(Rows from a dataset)

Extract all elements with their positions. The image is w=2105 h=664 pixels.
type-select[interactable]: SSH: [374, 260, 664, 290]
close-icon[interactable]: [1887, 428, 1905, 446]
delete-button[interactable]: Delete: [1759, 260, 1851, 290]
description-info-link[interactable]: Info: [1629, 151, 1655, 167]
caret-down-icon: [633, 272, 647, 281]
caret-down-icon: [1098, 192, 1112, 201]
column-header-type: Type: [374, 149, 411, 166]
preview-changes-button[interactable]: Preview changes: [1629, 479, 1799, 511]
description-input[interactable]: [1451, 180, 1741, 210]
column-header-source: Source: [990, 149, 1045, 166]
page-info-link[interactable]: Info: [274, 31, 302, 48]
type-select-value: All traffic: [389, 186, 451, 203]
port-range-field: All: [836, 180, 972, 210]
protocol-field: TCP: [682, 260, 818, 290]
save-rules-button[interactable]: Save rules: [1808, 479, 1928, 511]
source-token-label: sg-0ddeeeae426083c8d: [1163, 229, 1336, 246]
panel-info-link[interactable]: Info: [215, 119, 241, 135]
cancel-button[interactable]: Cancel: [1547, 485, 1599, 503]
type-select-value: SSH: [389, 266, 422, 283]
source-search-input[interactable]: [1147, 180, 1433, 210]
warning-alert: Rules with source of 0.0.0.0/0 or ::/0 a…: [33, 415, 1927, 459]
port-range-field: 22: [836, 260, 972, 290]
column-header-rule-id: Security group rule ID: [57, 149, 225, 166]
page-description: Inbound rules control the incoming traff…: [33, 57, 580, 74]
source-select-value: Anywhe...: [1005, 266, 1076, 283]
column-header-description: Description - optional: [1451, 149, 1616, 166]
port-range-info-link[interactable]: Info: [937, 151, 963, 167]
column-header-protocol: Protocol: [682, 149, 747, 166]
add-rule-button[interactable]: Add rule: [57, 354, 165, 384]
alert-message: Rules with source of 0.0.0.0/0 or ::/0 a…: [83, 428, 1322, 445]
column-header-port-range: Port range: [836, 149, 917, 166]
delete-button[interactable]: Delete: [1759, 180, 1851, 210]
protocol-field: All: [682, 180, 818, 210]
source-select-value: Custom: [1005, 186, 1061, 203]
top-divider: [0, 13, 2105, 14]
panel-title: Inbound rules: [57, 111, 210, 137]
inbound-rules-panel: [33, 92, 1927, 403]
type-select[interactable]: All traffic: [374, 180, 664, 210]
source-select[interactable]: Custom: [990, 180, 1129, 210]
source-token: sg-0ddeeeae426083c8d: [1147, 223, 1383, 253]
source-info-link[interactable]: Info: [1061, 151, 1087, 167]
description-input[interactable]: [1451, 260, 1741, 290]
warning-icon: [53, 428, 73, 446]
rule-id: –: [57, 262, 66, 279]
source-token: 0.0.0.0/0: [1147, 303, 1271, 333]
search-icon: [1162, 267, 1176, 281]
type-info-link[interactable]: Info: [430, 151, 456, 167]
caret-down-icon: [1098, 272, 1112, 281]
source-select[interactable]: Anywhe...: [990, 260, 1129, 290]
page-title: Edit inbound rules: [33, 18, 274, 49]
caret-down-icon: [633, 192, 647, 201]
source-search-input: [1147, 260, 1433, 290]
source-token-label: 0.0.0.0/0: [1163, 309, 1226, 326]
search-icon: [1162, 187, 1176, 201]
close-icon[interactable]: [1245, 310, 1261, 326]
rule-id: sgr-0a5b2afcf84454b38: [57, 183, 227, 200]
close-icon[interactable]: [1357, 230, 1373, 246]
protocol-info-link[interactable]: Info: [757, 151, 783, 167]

# [Request]
Pick out every line in the data above that contains the word "field" and copy each one.

# [Result of this task]
port-range-field: All: [836, 180, 972, 210]
protocol-field: TCP: [682, 260, 818, 290]
port-range-field: 22: [836, 260, 972, 290]
protocol-field: All: [682, 180, 818, 210]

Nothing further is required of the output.